DESCRIPTION OF THE TASK: Gather every line of the entries that includes the word "SociaLink".

INFORMATION SUPPLIED:
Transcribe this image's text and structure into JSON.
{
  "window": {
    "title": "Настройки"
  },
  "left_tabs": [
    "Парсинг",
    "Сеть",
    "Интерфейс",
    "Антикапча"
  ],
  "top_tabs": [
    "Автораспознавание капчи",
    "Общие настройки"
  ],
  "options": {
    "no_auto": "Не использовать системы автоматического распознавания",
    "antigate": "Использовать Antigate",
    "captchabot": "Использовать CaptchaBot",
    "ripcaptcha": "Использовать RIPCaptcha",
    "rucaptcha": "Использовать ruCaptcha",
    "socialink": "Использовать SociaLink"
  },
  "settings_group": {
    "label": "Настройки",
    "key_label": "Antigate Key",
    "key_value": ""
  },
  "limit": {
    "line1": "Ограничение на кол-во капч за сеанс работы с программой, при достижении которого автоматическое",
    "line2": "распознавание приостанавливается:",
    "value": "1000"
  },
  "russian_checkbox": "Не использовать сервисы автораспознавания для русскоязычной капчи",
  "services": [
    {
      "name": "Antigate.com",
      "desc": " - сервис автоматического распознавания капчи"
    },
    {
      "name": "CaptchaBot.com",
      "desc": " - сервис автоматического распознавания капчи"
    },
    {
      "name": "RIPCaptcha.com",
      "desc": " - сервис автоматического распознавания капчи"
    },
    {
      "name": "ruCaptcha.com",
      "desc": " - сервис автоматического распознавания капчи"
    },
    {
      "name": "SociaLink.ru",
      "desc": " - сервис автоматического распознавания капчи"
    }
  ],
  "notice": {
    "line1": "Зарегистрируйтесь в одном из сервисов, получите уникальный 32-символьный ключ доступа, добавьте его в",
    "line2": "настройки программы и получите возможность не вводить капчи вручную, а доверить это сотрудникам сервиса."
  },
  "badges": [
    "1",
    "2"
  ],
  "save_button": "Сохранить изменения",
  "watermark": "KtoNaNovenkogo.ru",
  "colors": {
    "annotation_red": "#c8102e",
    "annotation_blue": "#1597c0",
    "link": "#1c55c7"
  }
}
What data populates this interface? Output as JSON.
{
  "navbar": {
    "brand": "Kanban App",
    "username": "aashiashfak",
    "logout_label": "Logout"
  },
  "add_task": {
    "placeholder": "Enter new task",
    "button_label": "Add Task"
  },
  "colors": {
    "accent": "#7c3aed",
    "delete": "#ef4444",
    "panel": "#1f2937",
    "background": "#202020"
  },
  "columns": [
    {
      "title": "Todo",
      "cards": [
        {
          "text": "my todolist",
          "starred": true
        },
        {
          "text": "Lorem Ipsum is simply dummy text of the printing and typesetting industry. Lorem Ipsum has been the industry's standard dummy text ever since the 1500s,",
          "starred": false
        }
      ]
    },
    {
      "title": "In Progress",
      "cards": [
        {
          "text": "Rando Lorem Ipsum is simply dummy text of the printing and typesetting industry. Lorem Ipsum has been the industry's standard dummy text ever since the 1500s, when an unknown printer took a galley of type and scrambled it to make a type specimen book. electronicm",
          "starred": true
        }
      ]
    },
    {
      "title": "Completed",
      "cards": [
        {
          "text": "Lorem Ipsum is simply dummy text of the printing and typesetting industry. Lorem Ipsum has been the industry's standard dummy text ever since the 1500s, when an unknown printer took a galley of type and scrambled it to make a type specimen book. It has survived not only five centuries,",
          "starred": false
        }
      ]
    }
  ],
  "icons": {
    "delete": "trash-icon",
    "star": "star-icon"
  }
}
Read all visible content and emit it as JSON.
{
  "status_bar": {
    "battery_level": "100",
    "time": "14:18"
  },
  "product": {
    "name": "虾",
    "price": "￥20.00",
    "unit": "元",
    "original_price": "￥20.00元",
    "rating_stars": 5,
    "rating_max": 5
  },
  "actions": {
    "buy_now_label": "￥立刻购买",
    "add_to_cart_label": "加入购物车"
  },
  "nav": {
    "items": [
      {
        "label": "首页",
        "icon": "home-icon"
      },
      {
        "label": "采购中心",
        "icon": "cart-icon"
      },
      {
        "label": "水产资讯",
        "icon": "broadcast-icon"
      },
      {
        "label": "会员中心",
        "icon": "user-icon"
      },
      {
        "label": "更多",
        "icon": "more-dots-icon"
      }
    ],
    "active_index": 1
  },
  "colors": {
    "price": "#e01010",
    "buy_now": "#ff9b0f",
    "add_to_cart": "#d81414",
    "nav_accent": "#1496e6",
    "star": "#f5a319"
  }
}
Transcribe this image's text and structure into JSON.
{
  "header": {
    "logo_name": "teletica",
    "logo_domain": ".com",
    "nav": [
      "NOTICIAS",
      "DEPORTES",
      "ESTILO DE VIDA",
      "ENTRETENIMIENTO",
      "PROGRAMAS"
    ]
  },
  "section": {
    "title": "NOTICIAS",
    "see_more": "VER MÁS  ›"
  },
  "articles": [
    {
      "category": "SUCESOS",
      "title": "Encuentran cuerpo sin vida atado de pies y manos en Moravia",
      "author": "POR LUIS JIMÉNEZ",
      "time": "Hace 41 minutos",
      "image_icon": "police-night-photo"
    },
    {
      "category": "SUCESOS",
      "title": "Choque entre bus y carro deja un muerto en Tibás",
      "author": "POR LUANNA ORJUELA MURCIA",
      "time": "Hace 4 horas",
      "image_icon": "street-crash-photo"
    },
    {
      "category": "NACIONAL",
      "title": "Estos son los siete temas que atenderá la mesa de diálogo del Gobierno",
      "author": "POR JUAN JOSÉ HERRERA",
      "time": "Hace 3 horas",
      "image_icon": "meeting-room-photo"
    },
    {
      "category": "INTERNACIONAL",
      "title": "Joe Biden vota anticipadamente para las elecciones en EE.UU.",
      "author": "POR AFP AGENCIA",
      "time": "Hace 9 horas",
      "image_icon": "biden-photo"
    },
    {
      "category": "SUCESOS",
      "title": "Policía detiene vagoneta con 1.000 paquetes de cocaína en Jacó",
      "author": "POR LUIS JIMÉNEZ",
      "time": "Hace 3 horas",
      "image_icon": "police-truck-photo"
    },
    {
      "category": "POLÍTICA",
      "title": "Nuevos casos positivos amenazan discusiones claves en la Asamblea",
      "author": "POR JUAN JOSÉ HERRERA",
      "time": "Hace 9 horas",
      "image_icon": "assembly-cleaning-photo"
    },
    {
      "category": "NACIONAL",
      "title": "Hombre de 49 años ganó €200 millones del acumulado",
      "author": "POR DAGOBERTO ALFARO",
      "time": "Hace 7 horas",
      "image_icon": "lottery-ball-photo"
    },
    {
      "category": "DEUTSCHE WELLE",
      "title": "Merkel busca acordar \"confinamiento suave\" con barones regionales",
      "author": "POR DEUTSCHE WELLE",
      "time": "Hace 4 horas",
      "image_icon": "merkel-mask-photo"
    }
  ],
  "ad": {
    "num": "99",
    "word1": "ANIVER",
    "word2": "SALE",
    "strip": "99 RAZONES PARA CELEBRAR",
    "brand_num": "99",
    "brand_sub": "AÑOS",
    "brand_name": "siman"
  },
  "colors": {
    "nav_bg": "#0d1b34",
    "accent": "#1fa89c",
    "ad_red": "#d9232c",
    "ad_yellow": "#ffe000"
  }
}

EXPECTED ANSWER:
    "socialink": "Использовать SociaLink"
      "name": "SociaLink.ru",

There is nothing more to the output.